Stored data:

=======

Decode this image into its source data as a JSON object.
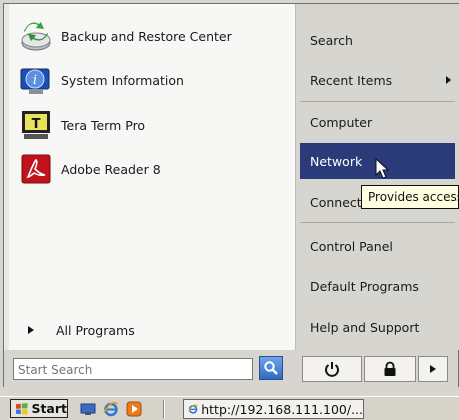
{
  "start_menu": {
    "programs": [
      {
        "label": "Backup and Restore Center",
        "icon": "backup-restore-icon"
      },
      {
        "label": "System Information",
        "icon": "system-information-icon"
      },
      {
        "label": "Tera Term Pro",
        "icon": "tera-term-icon"
      },
      {
        "label": "Adobe Reader 8",
        "icon": "adobe-reader-icon"
      }
    ],
    "all_programs_label": "All Programs",
    "search": {
      "placeholder": "Start Search"
    },
    "right_items": [
      {
        "label": "Search"
      },
      {
        "label": "Recent Items",
        "has_submenu": true
      },
      {
        "label": "Computer"
      },
      {
        "label": "Network",
        "active": true
      },
      {
        "label": "Connect To"
      },
      {
        "label": "Control Panel"
      },
      {
        "label": "Default Programs"
      },
      {
        "label": "Help and Support"
      }
    ],
    "tooltip": "Provides access t",
    "power_icons": [
      "power-icon",
      "lock-icon",
      "arrow-right-icon"
    ]
  },
  "taskbar": {
    "start_label": "Start",
    "task_button_label": "http://192.168.111.100/..."
  },
  "colors": {
    "highlight": "#2b3b7a",
    "tooltip_bg": "#ffffe1"
  }
}
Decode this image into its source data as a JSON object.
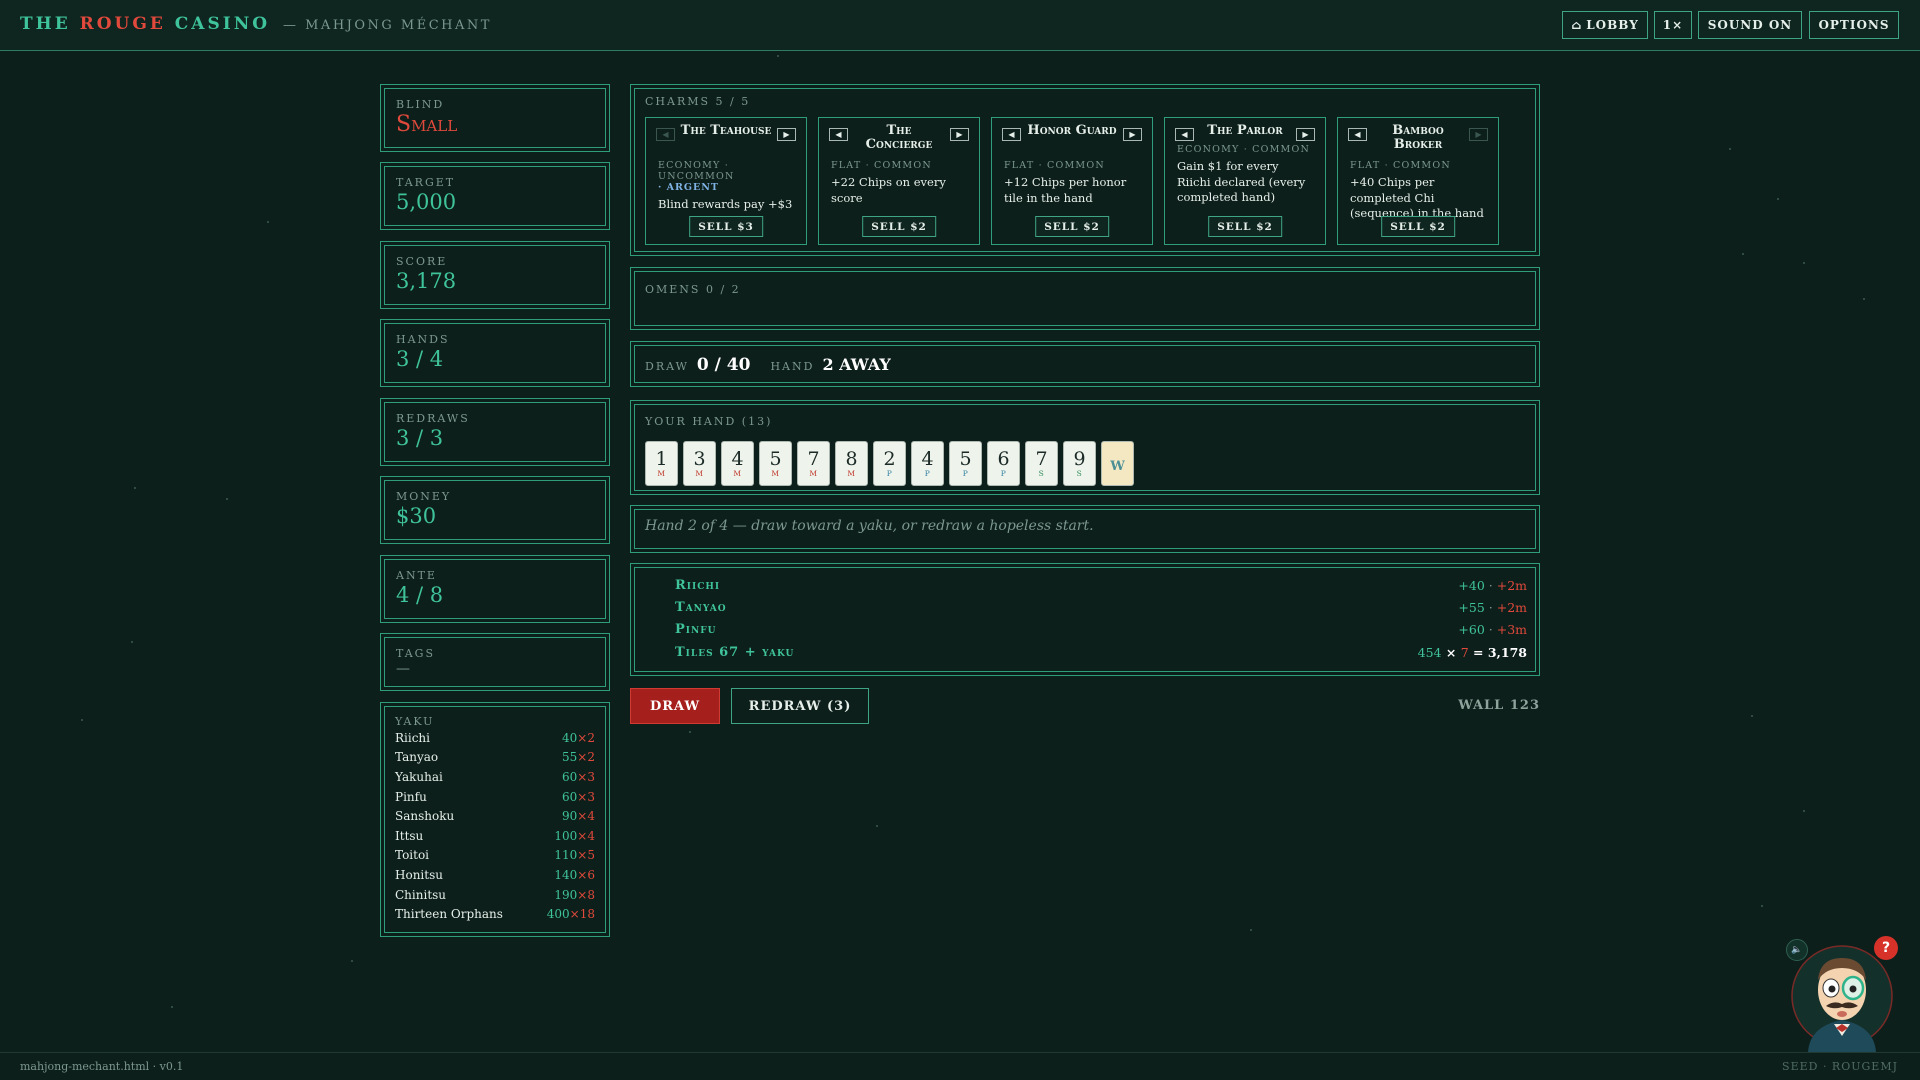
{
  "header": {
    "brand_the": "THE",
    "brand_rouge": "ROUGE",
    "brand_casino": "CASINO",
    "brand_sub": "— MAHJONG MÉCHANT",
    "buttons": {
      "lobby_icon": "⌂",
      "lobby": "LOBBY",
      "speed": "1×",
      "sound": "SOUND ON",
      "options": "OPTIONS"
    }
  },
  "stats": {
    "blind": {
      "label": "BLIND",
      "value": "Small"
    },
    "target": {
      "label": "TARGET",
      "value": "5,000"
    },
    "score": {
      "label": "SCORE",
      "value": "3,178"
    },
    "hands": {
      "label": "HANDS",
      "value": "3 / 4"
    },
    "redraws": {
      "label": "REDRAWS",
      "value": "3 / 3"
    },
    "money": {
      "label": "MONEY",
      "value": "$30"
    },
    "ante": {
      "label": "ANTE",
      "value": "4 / 8"
    },
    "tags": {
      "label": "TAGS",
      "value": "—"
    }
  },
  "yaku_table": {
    "label": "YAKU",
    "rows": [
      {
        "name": "Riichi",
        "chips": "40",
        "mult": "2"
      },
      {
        "name": "Tanyao",
        "chips": "55",
        "mult": "2"
      },
      {
        "name": "Yakuhai",
        "chips": "60",
        "mult": "3"
      },
      {
        "name": "Pinfu",
        "chips": "60",
        "mult": "3"
      },
      {
        "name": "Sanshoku",
        "chips": "90",
        "mult": "4"
      },
      {
        "name": "Ittsu",
        "chips": "100",
        "mult": "4"
      },
      {
        "name": "Toitoi",
        "chips": "110",
        "mult": "5"
      },
      {
        "name": "Honitsu",
        "chips": "140",
        "mult": "6"
      },
      {
        "name": "Chinitsu",
        "chips": "190",
        "mult": "8"
      },
      {
        "name": "Thirteen Orphans",
        "chips": "400",
        "mult": "18"
      }
    ]
  },
  "charms": {
    "label": "CHARMS 5 / 5",
    "items": [
      {
        "name": "The Teahouse",
        "meta": "ECONOMY · UNCOMMON",
        "edition": "· ARGENT",
        "desc": "Blind rewards pay +$3",
        "sell": "SELL $3"
      },
      {
        "name": "The Concierge",
        "meta": "FLAT · COMMON",
        "edition": "",
        "desc": "+22 Chips on every score",
        "sell": "SELL $2"
      },
      {
        "name": "Honor Guard",
        "meta": "FLAT · COMMON",
        "edition": "",
        "desc": "+12 Chips per honor tile in the hand",
        "sell": "SELL $2"
      },
      {
        "name": "The Parlor",
        "meta": "ECONOMY · COMMON",
        "edition": "",
        "desc": "Gain $1 for every Riichi declared (every completed hand)",
        "sell": "SELL $2"
      },
      {
        "name": "Bamboo Broker",
        "meta": "FLAT · COMMON",
        "edition": "",
        "desc": "+40 Chips per completed Chi (sequence) in the hand",
        "sell": "SELL $2"
      }
    ]
  },
  "omens": {
    "label": "OMENS 0 / 2"
  },
  "progress": {
    "draw_label": "DRAW",
    "draw_value": "0 / 40",
    "hand_label": "HAND",
    "hand_value": "2 AWAY"
  },
  "hand": {
    "label": "YOUR HAND (13)",
    "tiles": [
      {
        "n": "1",
        "s": "M",
        "color": "#c0392b"
      },
      {
        "n": "3",
        "s": "M",
        "color": "#c0392b"
      },
      {
        "n": "4",
        "s": "M",
        "color": "#c0392b"
      },
      {
        "n": "5",
        "s": "M",
        "color": "#c0392b"
      },
      {
        "n": "7",
        "s": "M",
        "color": "#c0392b"
      },
      {
        "n": "8",
        "s": "M",
        "color": "#c0392b"
      },
      {
        "n": "2",
        "s": "P",
        "color": "#2e7fa0"
      },
      {
        "n": "4",
        "s": "P",
        "color": "#2e7fa0"
      },
      {
        "n": "5",
        "s": "P",
        "color": "#2e7fa0"
      },
      {
        "n": "6",
        "s": "P",
        "color": "#2e7fa0"
      },
      {
        "n": "7",
        "s": "S",
        "color": "#2e8b57"
      },
      {
        "n": "9",
        "s": "S",
        "color": "#2e8b57"
      },
      {
        "n": "W",
        "s": "",
        "color": "#4b8f96",
        "honor": true
      }
    ]
  },
  "message": "Hand 2 of 4 — draw toward a yaku, or redraw a hopeless start.",
  "scoring": {
    "rows": [
      {
        "name": "Riichi",
        "chips": "+40",
        "mult": "+2m"
      },
      {
        "name": "Tanyao",
        "chips": "+55",
        "mult": "+2m"
      },
      {
        "name": "Pinfu",
        "chips": "+60",
        "mult": "+3m"
      }
    ],
    "total": {
      "name": "Tiles 67 + yaku",
      "chips": "454",
      "times": "×",
      "mult": "7",
      "eq": "=",
      "result": "3,178"
    }
  },
  "actions": {
    "draw": "DRAW",
    "redraw": "REDRAW (3)",
    "wall": "WALL 123"
  },
  "footer": {
    "version": "mahjong-mechant.html · v0.1",
    "seed": "SEED · ROUGEMJ"
  },
  "mascot": {
    "help": "?",
    "sound_icon": "🔈"
  }
}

=======

EXERCISE INSTRUCTIONS - Quote every record above exactly, omitting any pictures they contain.

FULL OUTPUT -
Decode this image into its source data as a JSON object.
{
  "start_menu": {
    "programs": [
      {
        "label": "Backup and Restore Center",
        "icon": "backup-restore-icon"
      },
      {
        "label": "System Information",
        "icon": "system-information-icon"
      },
      {
        "label": "Tera Term Pro",
        "icon": "tera-term-icon"
      },
      {
        "label": "Adobe Reader 8",
        "icon": "adobe-reader-icon"
      }
    ],
    "all_programs_label": "All Programs",
    "search": {
      "placeholder": "Start Search"
    },
    "right_items": [
      {
        "label": "Search"
      },
      {
        "label": "Recent Items",
        "has_submenu": true
      },
      {
        "label": "Computer"
      },
      {
        "label": "Network",
        "active": true
      },
      {
        "label": "Connect To"
      },
      {
        "label": "Control Panel"
      },
      {
        "label": "Default Programs"
      },
      {
        "label": "Help and Support"
      }
    ],
    "tooltip": "Provides access t",
    "power_icons": [
      "power-icon",
      "lock-icon",
      "arrow-right-icon"
    ]
  },
  "taskbar": {
    "start_label": "Start",
    "task_button_label": "http://192.168.111.100/..."
  },
  "colors": {
    "highlight": "#2b3b7a",
    "tooltip_bg": "#ffffe1"
  }
}
Decode this image into its source data as a JSON object.
{
  "header": {
    "brand_the": "THE",
    "brand_rouge": "ROUGE",
    "brand_casino": "CASINO",
    "brand_sub": "— MAHJONG MÉCHANT",
    "buttons": {
      "lobby_icon": "⌂",
      "lobby": "LOBBY",
      "speed": "1×",
      "sound": "SOUND ON",
      "options": "OPTIONS"
    }
  },
  "stats": {
    "blind": {
      "label": "BLIND",
      "value": "Small"
    },
    "target": {
      "label": "TARGET",
      "value": "5,000"
    },
    "score": {
      "label": "SCORE",
      "value": "3,178"
    },
    "hands": {
      "label": "HANDS",
      "value": "3 / 4"
    },
    "redraws": {
      "label": "REDRAWS",
      "value": "3 / 3"
    },
    "money": {
      "label": "MONEY",
      "value": "$30"
    },
    "ante": {
      "label": "ANTE",
      "value": "4 / 8"
    },
    "tags": {
      "label": "TAGS",
      "value": "—"
    }
  },
  "yaku_table": {
    "label": "YAKU",
    "rows": [
      {
        "name": "Riichi",
        "chips": "40",
        "mult": "2"
      },
      {
        "name": "Tanyao",
        "chips": "55",
        "mult": "2"
      },
      {
        "name": "Yakuhai",
        "chips": "60",
        "mult": "3"
      },
      {
        "name": "Pinfu",
        "chips": "60",
        "mult": "3"
      },
      {
        "name": "Sanshoku",
        "chips": "90",
        "mult": "4"
      },
      {
        "name": "Ittsu",
        "chips": "100",
        "mult": "4"
      },
      {
        "name": "Toitoi",
        "chips": "110",
        "mult": "5"
      },
      {
        "name": "Honitsu",
        "chips": "140",
        "mult": "6"
      },
      {
        "name": "Chinitsu",
        "chips": "190",
        "mult": "8"
      },
      {
        "name": "Thirteen Orphans",
        "chips": "400",
        "mult": "18"
      }
    ]
  },
  "charms": {
    "label": "CHARMS 5 / 5",
    "items": [
      {
        "name": "The Teahouse",
        "meta": "ECONOMY · UNCOMMON",
        "edition": "· ARGENT",
        "desc": "Blind rewards pay +$3",
        "sell": "SELL $3"
      },
      {
        "name": "The Concierge",
        "meta": "FLAT · COMMON",
        "edition": "",
        "desc": "+22 Chips on every score",
        "sell": "SELL $2"
      },
      {
        "name": "Honor Guard",
        "meta": "FLAT · COMMON",
        "edition": "",
        "desc": "+12 Chips per honor tile in the hand",
        "sell": "SELL $2"
      },
      {
        "name": "The Parlor",
        "meta": "ECONOMY · COMMON",
        "edition": "",
        "desc": "Gain $1 for every Riichi declared (every completed hand)",
        "sell": "SELL $2"
      },
      {
        "name": "Bamboo Broker",
        "meta": "FLAT · COMMON",
        "edition": "",
        "desc": "+40 Chips per completed Chi (sequence) in the hand",
        "sell": "SELL $2"
      }
    ]
  },
  "omens": {
    "label": "OMENS 0 / 2"
  },
  "progress": {
    "draw_label": "DRAW",
    "draw_value": "0 / 40",
    "hand_label": "HAND",
    "hand_value": "2 AWAY"
  },
  "hand": {
    "label": "YOUR HAND (13)",
    "tiles": [
      {
        "n": "1",
        "s": "M",
        "color": "#c0392b"
      },
      {
        "n": "3",
        "s": "M",
        "color": "#c0392b"
      },
      {
        "n": "4",
        "s": "M",
        "color": "#c0392b"
      },
      {
        "n": "5",
        "s": "M",
        "color": "#c0392b"
      },
      {
        "n": "7",
        "s": "M",
        "color": "#c0392b"
      },
      {
        "n": "8",
        "s": "M",
        "color": "#c0392b"
      },
      {
        "n": "2",
        "s": "P",
        "color": "#2e7fa0"
      },
      {
        "n": "4",
        "s": "P",
        "color": "#2e7fa0"
      },
      {
        "n": "5",
        "s": "P",
        "color": "#2e7fa0"
      },
      {
        "n": "6",
        "s": "P",
        "color": "#2e7fa0"
      },
      {
        "n": "7",
        "s": "S",
        "color": "#2e8b57"
      },
      {
        "n": "9",
        "s": "S",
        "color": "#2e8b57"
      },
      {
        "n": "W",
        "s": "",
        "color": "#4b8f96",
        "honor": true
      }
    ]
  },
  "message": "Hand 2 of 4 — draw toward a yaku, or redraw a hopeless start.",
  "scoring": {
    "rows": [
      {
        "name": "Riichi",
        "chips": "+40",
        "mult": "+2m"
      },
      {
        "name": "Tanyao",
        "chips": "+55",
        "mult": "+2m"
      },
      {
        "name": "Pinfu",
        "chips": "+60",
        "mult": "+3m"
      }
    ],
    "total": {
      "name": "Tiles 67 + yaku",
      "chips": "454",
      "times": "×",
      "mult": "7",
      "eq": "=",
      "result": "3,178"
    }
  },
  "actions": {
    "draw": "DRAW",
    "redraw": "REDRAW (3)",
    "wall": "WALL 123"
  },
  "footer": {
    "version": "mahjong-mechant.html · v0.1",
    "seed": "SEED · ROUGEMJ"
  },
  "mascot": {
    "help": "?",
    "sound_icon": "🔈"
  }
}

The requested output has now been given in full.